++++ Supplied data
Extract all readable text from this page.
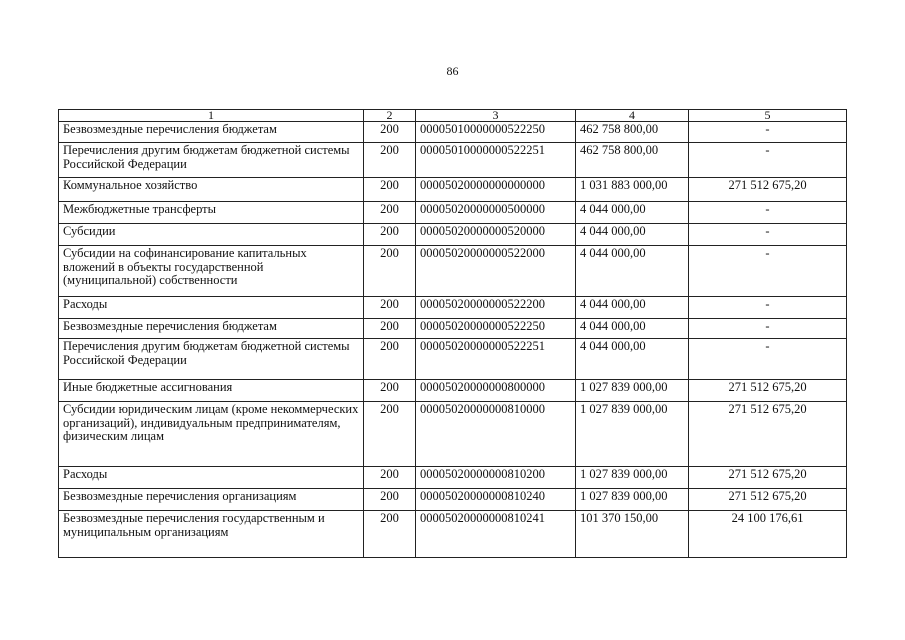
86
1	2	3	4	5
Безвозмездные перечисления бюджетам	200	00005010000000522250	462 758 800,00	-
Перечисления другим бюджетам бюджетной системы Российской Федерации	200	00005010000000522251	462 758 800,00	-
Коммунальное хозяйство	200	00005020000000000000	1 031 883 000,00	271 512 675,20
Межбюджетные трансферты	200	00005020000000500000	4 044 000,00	-
Субсидии	200	00005020000000520000	4 044 000,00	-
Субсидии на софинансирование капитальных вложений в объекты государственной (муниципальной) собственности	200	00005020000000522000	4 044 000,00	-
Расходы	200	00005020000000522200	4 044 000,00	-
Безвозмездные перечисления бюджетам	200	00005020000000522250	4 044 000,00	-
Перечисления другим бюджетам бюджетной системы Российской Федерации	200	00005020000000522251	4 044 000,00	-
Иные бюджетные ассигнования	200	00005020000000800000	1 027 839 000,00	271 512 675,20
Субсидии юридическим лицам (кроме некоммерческих организаций), индивидуальным предпринимателям, физическим лицам	200	00005020000000810000	1 027 839 000,00	271 512 675,20
Расходы	200	00005020000000810200	1 027 839 000,00	271 512 675,20
Безвозмездные перечисления организациям	200	00005020000000810240	1 027 839 000,00	271 512 675,20
Безвозмездные перечисления государственным и муниципальным организациям	200	00005020000000810241	101 370 150,00	24 100 176,61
++++++++
All the material shown above is to be copied exactly, with no pictures carried over.

:: Correct result ::
Extract all readable text from this page.
86
1	2	3	4	5
Безвозмездные перечисления бюджетам	200	00005010000000522250	462 758 800,00	-
Перечисления другим бюджетам бюджетной системы Российской Федерации	200	00005010000000522251	462 758 800,00	-
Коммунальное хозяйство	200	00005020000000000000	1 031 883 000,00	271 512 675,20
Межбюджетные трансферты	200	00005020000000500000	4 044 000,00	-
Субсидии	200	00005020000000520000	4 044 000,00	-
Субсидии на софинансирование капитальных вложений в объекты государственной (муниципальной) собственности	200	00005020000000522000	4 044 000,00	-
Расходы	200	00005020000000522200	4 044 000,00	-
Безвозмездные перечисления бюджетам	200	00005020000000522250	4 044 000,00	-
Перечисления другим бюджетам бюджетной системы Российской Федерации	200	00005020000000522251	4 044 000,00	-
Иные бюджетные ассигнования	200	00005020000000800000	1 027 839 000,00	271 512 675,20
Субсидии юридическим лицам (кроме некоммерческих организаций), индивидуальным предпринимателям, физическим лицам	200	00005020000000810000	1 027 839 000,00	271 512 675,20
Расходы	200	00005020000000810200	1 027 839 000,00	271 512 675,20
Безвозмездные перечисления организациям	200	00005020000000810240	1 027 839 000,00	271 512 675,20
Безвозмездные перечисления государственным и муниципальным организациям	200	00005020000000810241	101 370 150,00	24 100 176,61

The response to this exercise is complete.